▽

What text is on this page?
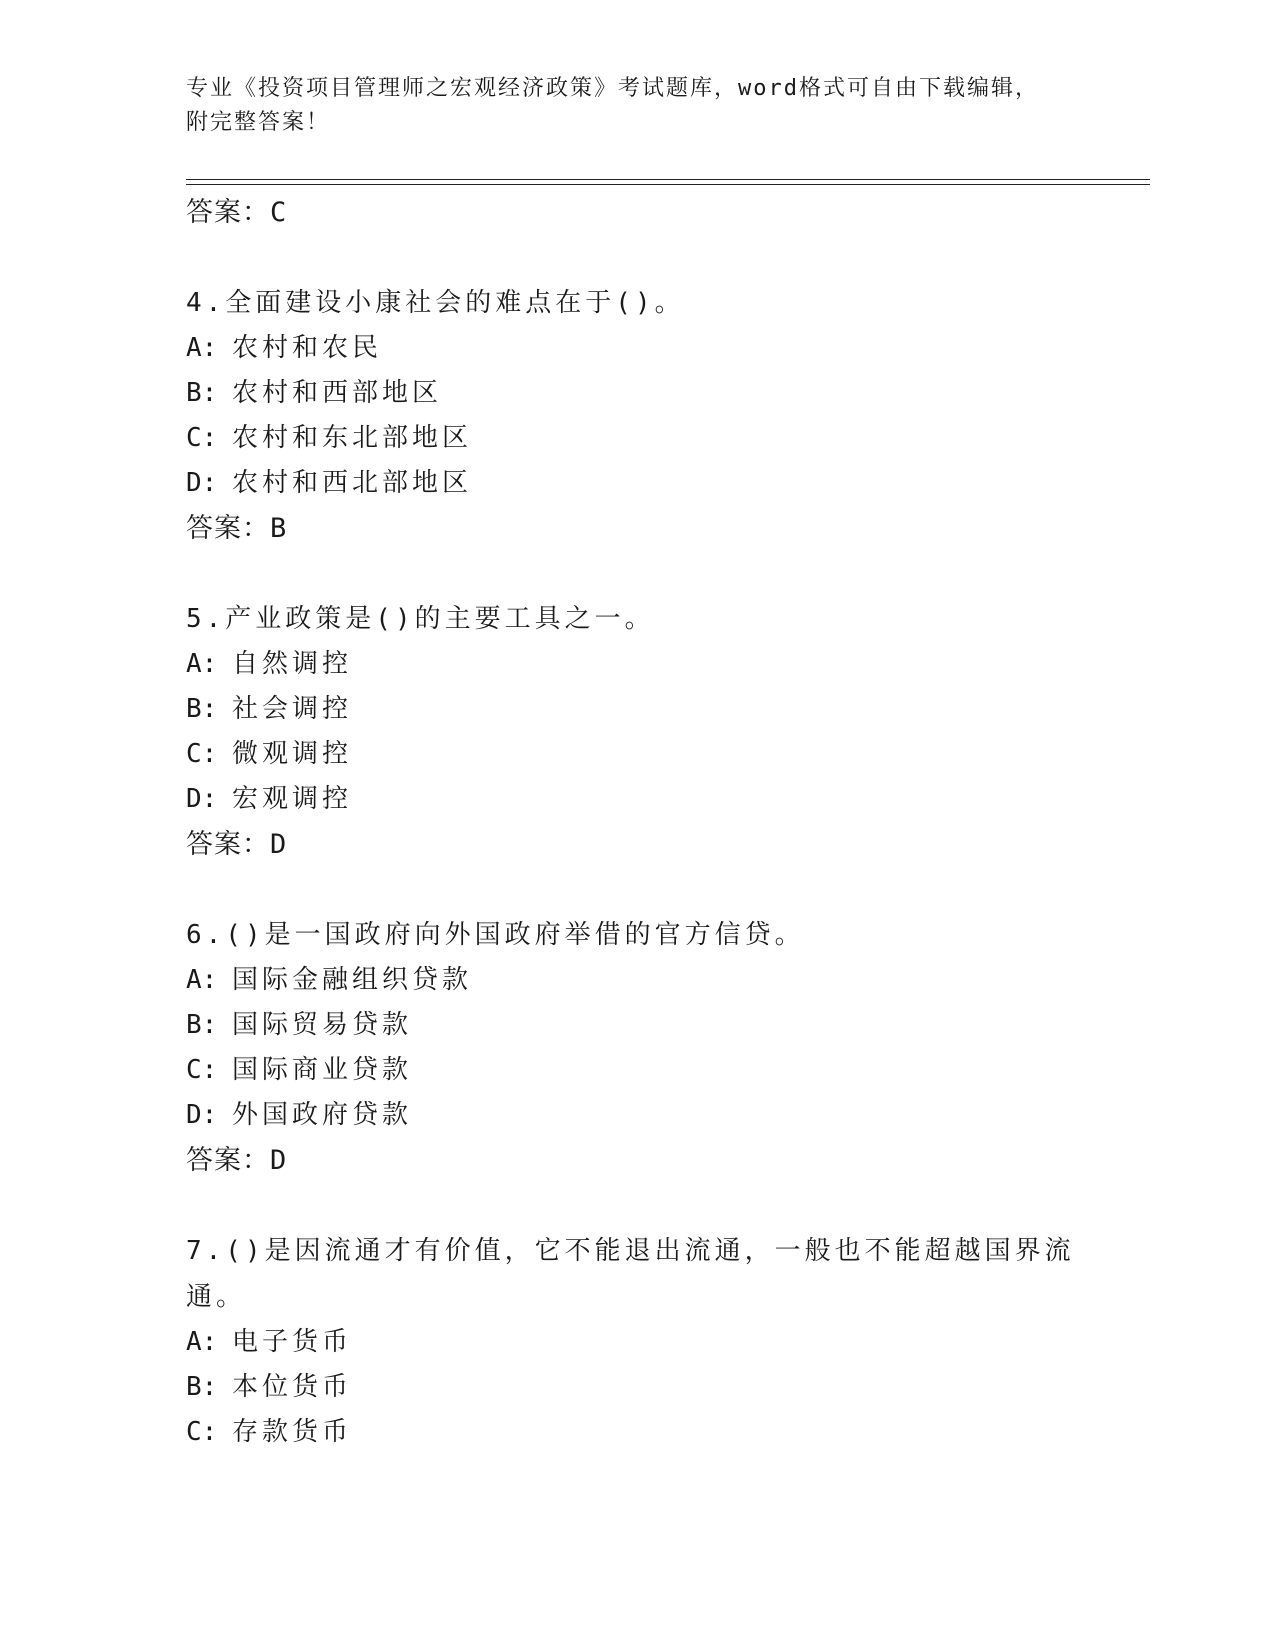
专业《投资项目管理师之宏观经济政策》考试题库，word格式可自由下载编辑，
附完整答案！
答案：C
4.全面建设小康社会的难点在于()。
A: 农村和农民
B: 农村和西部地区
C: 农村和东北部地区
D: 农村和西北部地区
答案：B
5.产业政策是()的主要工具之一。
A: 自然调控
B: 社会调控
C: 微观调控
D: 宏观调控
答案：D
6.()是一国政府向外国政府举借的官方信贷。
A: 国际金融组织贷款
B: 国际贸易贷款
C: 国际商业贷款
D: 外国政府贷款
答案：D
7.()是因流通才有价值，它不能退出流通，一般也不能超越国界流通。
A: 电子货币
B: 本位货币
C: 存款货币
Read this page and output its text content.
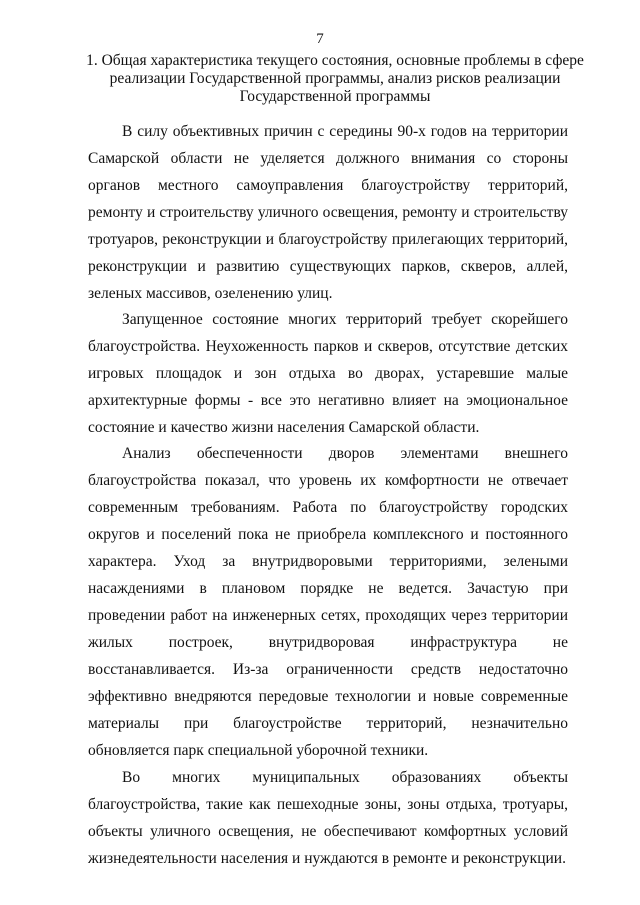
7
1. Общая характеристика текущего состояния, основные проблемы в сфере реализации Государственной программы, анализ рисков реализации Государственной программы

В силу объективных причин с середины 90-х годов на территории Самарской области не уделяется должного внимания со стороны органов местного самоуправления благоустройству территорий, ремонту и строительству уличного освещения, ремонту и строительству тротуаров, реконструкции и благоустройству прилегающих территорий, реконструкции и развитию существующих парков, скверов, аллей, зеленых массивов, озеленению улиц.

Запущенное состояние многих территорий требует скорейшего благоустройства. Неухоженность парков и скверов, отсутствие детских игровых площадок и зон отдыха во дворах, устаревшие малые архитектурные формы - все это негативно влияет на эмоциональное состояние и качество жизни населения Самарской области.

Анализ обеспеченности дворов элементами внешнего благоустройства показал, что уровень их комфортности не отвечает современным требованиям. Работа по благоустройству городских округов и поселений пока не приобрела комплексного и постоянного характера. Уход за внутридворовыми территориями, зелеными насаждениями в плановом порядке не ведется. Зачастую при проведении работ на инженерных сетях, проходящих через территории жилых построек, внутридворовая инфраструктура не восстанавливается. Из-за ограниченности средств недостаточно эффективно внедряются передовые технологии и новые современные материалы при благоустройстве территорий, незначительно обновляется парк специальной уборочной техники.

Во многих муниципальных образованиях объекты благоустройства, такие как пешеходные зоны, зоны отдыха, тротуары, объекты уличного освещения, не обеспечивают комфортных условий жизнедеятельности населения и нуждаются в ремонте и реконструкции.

△

**Task instructions:** Print out every entry above without changing a word, and leave out the pictures.

**Exercise output:**
What text is on this page?
专业《投资项目管理师之宏观经济政策》考试题库，word格式可自由下载编辑，
附完整答案！
答案：C
4.全面建设小康社会的难点在于()。
A: 农村和农民
B: 农村和西部地区
C: 农村和东北部地区
D: 农村和西北部地区
答案：B
5.产业政策是()的主要工具之一。
A: 自然调控
B: 社会调控
C: 微观调控
D: 宏观调控
答案：D
6.()是一国政府向外国政府举借的官方信贷。
A: 国际金融组织贷款
B: 国际贸易贷款
C: 国际商业贷款
D: 外国政府贷款
答案：D
7.()是因流通才有价值，它不能退出流通，一般也不能超越国界流通。
A: 电子货币
B: 本位货币
C: 存款货币
Read this page and output its text content.
7
1. Общая характеристика текущего состояния, основные проблемы в сфере реализации Государственной программы, анализ рисков реализации Государственной программы

В силу объективных причин с середины 90-х годов на территории Самарской области не уделяется должного внимания со стороны органов местного самоуправления благоустройству территорий, ремонту и строительству уличного освещения, ремонту и строительству тротуаров, реконструкции и благоустройству прилегающих территорий, реконструкции и развитию существующих парков, скверов, аллей, зеленых массивов, озеленению улиц.

Запущенное состояние многих территорий требует скорейшего благоустройства. Неухоженность парков и скверов, отсутствие детских игровых площадок и зон отдыха во дворах, устаревшие малые архитектурные формы - все это негативно влияет на эмоциональное состояние и качество жизни населения Самарской области.

Анализ обеспеченности дворов элементами внешнего благоустройства показал, что уровень их комфортности не отвечает современным требованиям. Работа по благоустройству городских округов и поселений пока не приобрела комплексного и постоянного характера. Уход за внутридворовыми территориями, зелеными насаждениями в плановом порядке не ведется. Зачастую при проведении работ на инженерных сетях, проходящих через территории жилых построек, внутридворовая инфраструктура не восстанавливается. Из-за ограниченности средств недостаточно эффективно внедряются передовые технологии и новые современные материалы при благоустройстве территорий, незначительно обновляется парк специальной уборочной техники.

Во многих муниципальных образованиях объекты благоустройства, такие как пешеходные зоны, зоны отдыха, тротуары, объекты уличного освещения, не обеспечивают комфортных условий жизнедеятельности населения и нуждаются в ремонте и реконструкции.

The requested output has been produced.